__Work to be completed__
Retype the listing that follows, word for word.
___ Exercise material
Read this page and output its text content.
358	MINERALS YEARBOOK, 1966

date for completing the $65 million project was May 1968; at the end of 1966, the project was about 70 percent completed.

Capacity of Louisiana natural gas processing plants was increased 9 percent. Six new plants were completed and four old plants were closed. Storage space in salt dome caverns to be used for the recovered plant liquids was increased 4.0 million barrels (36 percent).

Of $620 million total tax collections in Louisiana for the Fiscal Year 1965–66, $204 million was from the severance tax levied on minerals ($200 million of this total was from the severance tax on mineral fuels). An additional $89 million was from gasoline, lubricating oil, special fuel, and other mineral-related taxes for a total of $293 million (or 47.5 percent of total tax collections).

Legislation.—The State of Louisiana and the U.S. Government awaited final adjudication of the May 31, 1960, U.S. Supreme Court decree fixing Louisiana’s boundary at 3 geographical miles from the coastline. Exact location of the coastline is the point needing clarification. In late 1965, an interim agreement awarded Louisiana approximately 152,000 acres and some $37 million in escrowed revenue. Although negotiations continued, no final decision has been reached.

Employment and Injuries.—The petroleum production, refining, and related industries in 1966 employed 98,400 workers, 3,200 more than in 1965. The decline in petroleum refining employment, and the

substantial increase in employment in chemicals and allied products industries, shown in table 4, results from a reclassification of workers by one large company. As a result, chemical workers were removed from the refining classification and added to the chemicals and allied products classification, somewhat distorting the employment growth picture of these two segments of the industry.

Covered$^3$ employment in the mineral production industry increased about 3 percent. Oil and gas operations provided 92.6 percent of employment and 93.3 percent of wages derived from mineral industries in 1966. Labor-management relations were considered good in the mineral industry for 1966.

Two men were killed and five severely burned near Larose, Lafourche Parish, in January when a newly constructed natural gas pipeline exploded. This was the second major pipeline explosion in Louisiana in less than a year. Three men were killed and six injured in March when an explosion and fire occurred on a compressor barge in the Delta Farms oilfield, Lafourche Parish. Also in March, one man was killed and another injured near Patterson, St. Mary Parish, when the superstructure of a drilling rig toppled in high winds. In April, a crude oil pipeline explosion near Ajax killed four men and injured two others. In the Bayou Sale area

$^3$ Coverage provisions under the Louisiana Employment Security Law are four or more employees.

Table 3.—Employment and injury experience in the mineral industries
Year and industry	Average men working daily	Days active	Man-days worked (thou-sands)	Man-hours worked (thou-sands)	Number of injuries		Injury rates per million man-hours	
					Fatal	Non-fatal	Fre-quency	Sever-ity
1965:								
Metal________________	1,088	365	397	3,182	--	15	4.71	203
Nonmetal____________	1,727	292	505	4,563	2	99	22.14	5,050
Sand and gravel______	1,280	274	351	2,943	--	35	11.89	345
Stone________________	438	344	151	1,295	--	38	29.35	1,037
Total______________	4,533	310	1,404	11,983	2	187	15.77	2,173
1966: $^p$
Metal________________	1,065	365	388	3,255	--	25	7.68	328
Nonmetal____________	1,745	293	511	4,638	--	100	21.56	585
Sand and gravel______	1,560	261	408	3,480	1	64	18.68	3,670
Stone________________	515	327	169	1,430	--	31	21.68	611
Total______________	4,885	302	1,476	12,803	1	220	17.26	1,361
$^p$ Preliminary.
______
__Final result__
Read this page and output its text content.
358	MINERALS YEARBOOK, 1966

date for completing the $65 million project was May 1968; at the end of 1966, the project was about 70 percent completed.

Capacity of Louisiana natural gas processing plants was increased 9 percent. Six new plants were completed and four old plants were closed. Storage space in salt dome caverns to be used for the recovered plant liquids was increased 4.0 million barrels (36 percent).

Of $620 million total tax collections in Louisiana for the Fiscal Year 1965–66, $204 million was from the severance tax levied on minerals ($200 million of this total was from the severance tax on mineral fuels). An additional $89 million was from gasoline, lubricating oil, special fuel, and other mineral-related taxes for a total of $293 million (or 47.5 percent of total tax collections).

Legislation.—The State of Louisiana and the U.S. Government awaited final adjudication of the May 31, 1960, U.S. Supreme Court decree fixing Louisiana’s boundary at 3 geographical miles from the coastline. Exact location of the coastline is the point needing clarification. In late 1965, an interim agreement awarded Louisiana approximately 152,000 acres and some $37 million in escrowed revenue. Although negotiations continued, no final decision has been reached.

Employment and Injuries.—The petroleum production, refining, and related industries in 1966 employed 98,400 workers, 3,200 more than in 1965. The decline in petroleum refining employment, and the

substantial increase in employment in chemicals and allied products industries, shown in table 4, results from a reclassification of workers by one large company. As a result, chemical workers were removed from the refining classification and added to the chemicals and allied products classification, somewhat distorting the employment growth picture of these two segments of the industry.

Covered$^3$ employment in the mineral production industry increased about 3 percent. Oil and gas operations provided 92.6 percent of employment and 93.3 percent of wages derived from mineral industries in 1966. Labor-management relations were considered good in the mineral industry for 1966.

Two men were killed and five severely burned near Larose, Lafourche Parish, in January when a newly constructed natural gas pipeline exploded. This was the second major pipeline explosion in Louisiana in less than a year. Three men were killed and six injured in March when an explosion and fire occurred on a compressor barge in the Delta Farms oilfield, Lafourche Parish. Also in March, one man was killed and another injured near Patterson, St. Mary Parish, when the superstructure of a drilling rig toppled in high winds. In April, a crude oil pipeline explosion near Ajax killed four men and injured two others. In the Bayou Sale area

$^3$ Coverage provisions under the Louisiana Employment Security Law are four or more employees.

Table 3.—Employment and injury experience in the mineral industries
Year and industry	Average men working daily	Days active	Man-days worked (thou-sands)	Man-hours worked (thou-sands)	Number of injuries		Injury rates per million man-hours	
					Fatal	Non-fatal	Fre-quency	Sever-ity
1965:								
Metal________________	1,088	365	397	3,182	--	15	4.71	203
Nonmetal____________	1,727	292	505	4,563	2	99	22.14	5,050
Sand and gravel______	1,280	274	351	2,943	--	35	11.89	345
Stone________________	438	344	151	1,295	--	38	29.35	1,037
Total______________	4,533	310	1,404	11,983	2	187	15.77	2,173
1966: $^p$
Metal________________	1,065	365	388	3,255	--	25	7.68	328
Nonmetal____________	1,745	293	511	4,638	--	100	21.56	585
Sand and gravel______	1,560	261	408	3,480	1	64	18.68	3,670
Stone________________	515	327	169	1,430	--	31	21.68	611
Total______________	4,885	302	1,476	12,803	1	220	17.26	1,361
$^p$ Preliminary.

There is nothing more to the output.